Stored data:
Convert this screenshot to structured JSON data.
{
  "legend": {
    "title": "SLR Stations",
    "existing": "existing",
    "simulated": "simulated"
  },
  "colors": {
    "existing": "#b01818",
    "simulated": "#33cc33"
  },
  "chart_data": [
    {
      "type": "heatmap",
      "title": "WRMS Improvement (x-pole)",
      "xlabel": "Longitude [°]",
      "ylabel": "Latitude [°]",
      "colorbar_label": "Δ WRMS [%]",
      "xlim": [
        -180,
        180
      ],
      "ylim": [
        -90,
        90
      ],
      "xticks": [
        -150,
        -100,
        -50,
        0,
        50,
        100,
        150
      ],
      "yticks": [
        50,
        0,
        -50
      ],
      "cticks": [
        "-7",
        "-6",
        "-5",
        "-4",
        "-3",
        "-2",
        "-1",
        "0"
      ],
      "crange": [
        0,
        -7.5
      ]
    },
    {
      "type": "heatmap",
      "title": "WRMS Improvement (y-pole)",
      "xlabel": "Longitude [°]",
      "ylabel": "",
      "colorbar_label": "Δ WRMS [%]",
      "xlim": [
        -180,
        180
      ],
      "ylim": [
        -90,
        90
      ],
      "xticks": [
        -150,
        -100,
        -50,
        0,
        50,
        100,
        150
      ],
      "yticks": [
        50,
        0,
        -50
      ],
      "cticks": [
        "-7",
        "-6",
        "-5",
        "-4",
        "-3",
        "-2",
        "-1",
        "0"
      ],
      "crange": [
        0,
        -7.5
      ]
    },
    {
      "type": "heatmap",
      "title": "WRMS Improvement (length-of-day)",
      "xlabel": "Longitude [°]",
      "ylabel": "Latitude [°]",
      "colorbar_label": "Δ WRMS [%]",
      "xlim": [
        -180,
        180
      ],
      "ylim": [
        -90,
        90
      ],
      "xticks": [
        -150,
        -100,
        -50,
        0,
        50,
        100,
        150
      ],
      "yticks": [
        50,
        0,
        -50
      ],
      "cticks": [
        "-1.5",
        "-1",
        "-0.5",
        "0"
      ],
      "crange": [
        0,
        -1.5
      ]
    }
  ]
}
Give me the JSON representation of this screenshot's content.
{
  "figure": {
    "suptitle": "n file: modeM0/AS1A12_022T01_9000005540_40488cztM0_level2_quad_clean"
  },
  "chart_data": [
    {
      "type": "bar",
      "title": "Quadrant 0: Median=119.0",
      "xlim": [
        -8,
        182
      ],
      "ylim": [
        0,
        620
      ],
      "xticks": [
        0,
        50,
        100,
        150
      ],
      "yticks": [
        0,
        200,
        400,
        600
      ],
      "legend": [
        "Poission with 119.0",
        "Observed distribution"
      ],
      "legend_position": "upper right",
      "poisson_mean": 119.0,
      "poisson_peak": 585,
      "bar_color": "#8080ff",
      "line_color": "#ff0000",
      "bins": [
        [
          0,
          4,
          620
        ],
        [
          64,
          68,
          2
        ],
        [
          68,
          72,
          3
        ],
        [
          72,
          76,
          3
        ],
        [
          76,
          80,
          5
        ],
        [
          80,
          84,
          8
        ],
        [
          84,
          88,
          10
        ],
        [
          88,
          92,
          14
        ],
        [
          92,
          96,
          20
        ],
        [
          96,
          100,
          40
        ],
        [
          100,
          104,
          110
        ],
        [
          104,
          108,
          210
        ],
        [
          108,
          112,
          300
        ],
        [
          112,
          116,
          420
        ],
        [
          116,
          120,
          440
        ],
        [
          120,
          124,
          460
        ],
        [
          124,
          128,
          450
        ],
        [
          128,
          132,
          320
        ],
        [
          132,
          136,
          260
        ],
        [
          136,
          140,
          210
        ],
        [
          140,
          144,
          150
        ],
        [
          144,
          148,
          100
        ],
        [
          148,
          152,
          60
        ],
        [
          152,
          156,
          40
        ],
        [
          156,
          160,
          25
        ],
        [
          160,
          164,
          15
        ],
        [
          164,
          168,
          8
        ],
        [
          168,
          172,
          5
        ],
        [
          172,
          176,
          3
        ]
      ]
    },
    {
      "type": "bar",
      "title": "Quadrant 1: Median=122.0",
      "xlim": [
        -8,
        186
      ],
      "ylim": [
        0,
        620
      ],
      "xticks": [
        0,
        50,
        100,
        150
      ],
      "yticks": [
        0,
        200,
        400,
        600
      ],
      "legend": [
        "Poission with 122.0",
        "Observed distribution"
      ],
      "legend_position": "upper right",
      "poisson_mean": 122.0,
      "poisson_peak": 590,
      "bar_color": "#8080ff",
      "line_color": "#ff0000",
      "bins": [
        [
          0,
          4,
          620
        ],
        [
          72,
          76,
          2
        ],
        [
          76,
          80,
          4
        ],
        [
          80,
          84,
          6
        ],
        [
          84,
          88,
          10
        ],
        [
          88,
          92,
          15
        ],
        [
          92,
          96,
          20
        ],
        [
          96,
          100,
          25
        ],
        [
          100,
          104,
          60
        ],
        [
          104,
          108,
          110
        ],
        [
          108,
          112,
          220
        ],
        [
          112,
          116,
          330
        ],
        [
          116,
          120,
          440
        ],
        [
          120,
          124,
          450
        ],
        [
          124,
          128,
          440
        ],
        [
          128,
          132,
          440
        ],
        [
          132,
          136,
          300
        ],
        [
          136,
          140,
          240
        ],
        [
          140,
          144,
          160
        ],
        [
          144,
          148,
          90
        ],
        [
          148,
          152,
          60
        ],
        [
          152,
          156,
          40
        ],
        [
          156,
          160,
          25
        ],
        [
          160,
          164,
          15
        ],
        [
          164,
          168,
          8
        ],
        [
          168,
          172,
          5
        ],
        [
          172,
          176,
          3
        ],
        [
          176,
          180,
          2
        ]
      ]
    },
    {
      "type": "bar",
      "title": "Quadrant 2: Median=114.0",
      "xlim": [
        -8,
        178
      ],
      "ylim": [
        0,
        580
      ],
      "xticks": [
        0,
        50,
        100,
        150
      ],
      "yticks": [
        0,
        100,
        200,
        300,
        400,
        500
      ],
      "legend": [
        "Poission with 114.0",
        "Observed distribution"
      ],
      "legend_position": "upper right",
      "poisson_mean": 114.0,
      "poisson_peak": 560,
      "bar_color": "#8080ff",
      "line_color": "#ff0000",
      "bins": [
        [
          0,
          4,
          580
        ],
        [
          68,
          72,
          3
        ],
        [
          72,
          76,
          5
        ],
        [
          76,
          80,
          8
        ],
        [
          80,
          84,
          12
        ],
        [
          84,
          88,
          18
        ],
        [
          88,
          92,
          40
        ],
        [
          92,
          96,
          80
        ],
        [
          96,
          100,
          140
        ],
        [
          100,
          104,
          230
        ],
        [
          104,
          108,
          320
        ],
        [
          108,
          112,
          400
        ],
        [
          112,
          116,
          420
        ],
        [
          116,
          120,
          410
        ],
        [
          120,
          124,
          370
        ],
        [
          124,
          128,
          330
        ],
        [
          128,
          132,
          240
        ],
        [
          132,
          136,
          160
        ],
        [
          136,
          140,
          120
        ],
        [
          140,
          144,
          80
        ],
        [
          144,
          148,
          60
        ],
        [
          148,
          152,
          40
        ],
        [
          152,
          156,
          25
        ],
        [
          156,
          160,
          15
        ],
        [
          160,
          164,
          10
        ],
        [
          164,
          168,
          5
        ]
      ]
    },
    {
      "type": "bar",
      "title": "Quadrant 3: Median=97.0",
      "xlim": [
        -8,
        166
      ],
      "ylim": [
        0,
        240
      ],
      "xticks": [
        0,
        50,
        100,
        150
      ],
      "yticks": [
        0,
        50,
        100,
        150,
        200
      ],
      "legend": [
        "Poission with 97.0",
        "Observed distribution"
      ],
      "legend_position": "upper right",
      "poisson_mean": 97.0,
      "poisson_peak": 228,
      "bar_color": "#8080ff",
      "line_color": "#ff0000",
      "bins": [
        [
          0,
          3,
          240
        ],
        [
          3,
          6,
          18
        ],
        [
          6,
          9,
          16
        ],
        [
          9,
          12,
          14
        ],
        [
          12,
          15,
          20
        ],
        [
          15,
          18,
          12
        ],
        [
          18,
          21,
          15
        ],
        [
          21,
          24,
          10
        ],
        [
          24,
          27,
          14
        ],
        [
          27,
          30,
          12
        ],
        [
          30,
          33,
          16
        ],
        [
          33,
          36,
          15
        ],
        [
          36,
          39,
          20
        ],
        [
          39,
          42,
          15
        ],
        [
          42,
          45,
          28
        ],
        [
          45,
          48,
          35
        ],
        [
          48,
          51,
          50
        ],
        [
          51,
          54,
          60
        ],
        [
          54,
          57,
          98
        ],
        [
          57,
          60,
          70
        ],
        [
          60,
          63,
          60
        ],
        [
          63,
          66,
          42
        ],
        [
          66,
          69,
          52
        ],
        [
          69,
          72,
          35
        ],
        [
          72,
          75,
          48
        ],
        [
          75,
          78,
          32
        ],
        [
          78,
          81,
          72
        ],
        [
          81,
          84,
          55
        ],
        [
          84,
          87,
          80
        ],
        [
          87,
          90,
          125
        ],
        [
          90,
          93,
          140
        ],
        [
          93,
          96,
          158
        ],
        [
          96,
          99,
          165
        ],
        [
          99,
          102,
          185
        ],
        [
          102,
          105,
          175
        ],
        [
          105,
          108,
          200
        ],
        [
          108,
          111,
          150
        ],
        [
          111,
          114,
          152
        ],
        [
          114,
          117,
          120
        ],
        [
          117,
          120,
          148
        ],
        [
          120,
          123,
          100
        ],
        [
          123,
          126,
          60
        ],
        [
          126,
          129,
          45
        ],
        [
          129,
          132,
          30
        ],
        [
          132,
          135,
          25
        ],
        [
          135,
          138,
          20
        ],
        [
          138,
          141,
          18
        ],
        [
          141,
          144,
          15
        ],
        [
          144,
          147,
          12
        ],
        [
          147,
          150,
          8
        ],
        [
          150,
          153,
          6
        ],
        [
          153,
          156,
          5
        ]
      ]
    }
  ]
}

» WHAT TO WORK ON: Report how many lines of the listing above include the word "Median". Say nothing but the number.

» OUTPUT FOR THIS TASK: 4